[Data items]
- - -
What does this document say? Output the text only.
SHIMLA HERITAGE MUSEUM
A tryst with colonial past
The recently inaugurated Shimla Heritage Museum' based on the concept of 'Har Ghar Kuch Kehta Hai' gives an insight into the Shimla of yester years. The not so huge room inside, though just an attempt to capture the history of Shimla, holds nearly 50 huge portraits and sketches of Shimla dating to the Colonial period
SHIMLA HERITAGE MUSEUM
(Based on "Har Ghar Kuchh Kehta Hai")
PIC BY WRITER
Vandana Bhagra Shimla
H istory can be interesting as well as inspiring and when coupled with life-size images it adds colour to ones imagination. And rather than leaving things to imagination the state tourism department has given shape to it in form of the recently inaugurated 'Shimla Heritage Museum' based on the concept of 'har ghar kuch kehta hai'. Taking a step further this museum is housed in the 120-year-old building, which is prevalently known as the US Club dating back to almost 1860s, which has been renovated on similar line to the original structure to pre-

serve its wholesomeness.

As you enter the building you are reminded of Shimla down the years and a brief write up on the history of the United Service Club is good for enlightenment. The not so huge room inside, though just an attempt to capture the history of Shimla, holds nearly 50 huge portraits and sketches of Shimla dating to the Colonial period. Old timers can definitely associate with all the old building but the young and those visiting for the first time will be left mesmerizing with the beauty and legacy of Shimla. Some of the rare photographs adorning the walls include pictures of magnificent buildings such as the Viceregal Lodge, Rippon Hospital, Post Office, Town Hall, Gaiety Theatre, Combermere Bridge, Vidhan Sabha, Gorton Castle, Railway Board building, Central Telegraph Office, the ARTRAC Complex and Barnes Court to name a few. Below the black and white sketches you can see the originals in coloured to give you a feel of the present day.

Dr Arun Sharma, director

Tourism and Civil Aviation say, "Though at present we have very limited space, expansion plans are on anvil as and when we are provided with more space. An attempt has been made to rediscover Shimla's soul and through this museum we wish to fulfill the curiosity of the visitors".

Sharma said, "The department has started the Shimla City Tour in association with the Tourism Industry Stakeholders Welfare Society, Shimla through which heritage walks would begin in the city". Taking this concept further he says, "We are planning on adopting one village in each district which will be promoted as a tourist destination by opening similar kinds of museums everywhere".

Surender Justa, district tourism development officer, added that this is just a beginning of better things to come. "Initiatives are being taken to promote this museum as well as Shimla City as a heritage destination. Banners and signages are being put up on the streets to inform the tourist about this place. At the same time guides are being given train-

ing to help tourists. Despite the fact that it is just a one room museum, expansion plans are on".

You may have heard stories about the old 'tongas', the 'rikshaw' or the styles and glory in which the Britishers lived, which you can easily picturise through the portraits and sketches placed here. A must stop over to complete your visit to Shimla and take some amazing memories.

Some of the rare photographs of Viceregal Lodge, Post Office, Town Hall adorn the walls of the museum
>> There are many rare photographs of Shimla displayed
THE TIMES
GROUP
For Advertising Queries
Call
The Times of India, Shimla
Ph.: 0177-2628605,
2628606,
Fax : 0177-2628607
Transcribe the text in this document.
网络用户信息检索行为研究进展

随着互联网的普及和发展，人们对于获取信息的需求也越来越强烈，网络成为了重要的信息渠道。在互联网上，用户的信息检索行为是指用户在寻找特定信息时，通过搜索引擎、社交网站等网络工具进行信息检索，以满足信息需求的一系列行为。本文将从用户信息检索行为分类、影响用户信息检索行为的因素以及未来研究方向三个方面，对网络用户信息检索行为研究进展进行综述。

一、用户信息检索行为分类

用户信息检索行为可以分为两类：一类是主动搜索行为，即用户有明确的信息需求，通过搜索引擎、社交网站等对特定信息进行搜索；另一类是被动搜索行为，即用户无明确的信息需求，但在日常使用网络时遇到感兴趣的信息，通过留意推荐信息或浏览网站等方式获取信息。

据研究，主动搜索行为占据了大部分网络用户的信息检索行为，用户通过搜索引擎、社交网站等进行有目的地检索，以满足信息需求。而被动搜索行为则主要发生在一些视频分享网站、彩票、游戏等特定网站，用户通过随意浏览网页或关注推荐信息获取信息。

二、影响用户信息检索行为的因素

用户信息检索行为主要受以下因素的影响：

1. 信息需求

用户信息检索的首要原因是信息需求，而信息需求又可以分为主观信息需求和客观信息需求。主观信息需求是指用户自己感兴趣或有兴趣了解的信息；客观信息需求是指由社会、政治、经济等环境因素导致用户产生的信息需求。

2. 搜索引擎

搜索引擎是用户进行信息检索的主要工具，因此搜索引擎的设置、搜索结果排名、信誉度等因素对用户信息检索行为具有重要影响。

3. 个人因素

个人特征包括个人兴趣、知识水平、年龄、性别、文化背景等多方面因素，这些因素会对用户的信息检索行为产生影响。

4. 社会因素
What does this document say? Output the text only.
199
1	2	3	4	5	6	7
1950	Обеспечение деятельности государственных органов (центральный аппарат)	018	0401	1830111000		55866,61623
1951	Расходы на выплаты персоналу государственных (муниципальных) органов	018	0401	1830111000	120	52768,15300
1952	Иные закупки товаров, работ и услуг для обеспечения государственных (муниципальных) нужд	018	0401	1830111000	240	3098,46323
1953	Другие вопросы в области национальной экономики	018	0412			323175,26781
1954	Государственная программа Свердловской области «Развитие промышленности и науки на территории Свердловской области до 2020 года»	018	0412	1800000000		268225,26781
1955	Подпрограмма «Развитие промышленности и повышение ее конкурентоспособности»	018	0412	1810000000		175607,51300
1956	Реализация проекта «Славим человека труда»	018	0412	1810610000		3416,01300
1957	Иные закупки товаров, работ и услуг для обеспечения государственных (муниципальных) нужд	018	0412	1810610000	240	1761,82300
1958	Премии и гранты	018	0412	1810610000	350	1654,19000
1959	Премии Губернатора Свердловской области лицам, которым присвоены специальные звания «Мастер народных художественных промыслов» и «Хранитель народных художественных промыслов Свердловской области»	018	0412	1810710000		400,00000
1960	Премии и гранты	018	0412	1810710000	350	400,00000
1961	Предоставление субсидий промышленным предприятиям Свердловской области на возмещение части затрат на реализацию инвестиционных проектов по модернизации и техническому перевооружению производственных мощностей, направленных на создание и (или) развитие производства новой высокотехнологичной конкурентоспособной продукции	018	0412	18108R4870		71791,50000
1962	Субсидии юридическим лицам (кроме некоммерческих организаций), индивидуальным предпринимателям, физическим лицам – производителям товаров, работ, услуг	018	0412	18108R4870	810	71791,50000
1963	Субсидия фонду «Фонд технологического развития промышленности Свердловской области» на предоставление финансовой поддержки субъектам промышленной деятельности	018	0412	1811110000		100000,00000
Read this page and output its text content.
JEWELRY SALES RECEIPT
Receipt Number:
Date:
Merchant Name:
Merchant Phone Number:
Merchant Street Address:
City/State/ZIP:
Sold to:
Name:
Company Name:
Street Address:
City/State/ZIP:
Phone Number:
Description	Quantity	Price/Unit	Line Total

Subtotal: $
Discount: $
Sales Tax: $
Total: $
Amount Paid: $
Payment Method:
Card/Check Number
- - -
▶ [EXERCISE INSTRUCTIONS] List the lines that contain the word "Премии".

▶ [CORRECT RESULT]
1958	Премии и гранты	018	0412	1810610000	350	1654,19000
1959	Премии Губернатора Свердловской области лицам, которым присвоены специальные звания «Мастер народных художественных промыслов» и «Хранитель народных художественных промыслов Свердловской области»	018	0412	1810710000		400,00000
1960	Премии и гранты	018	0412	1810710000	350	400,00000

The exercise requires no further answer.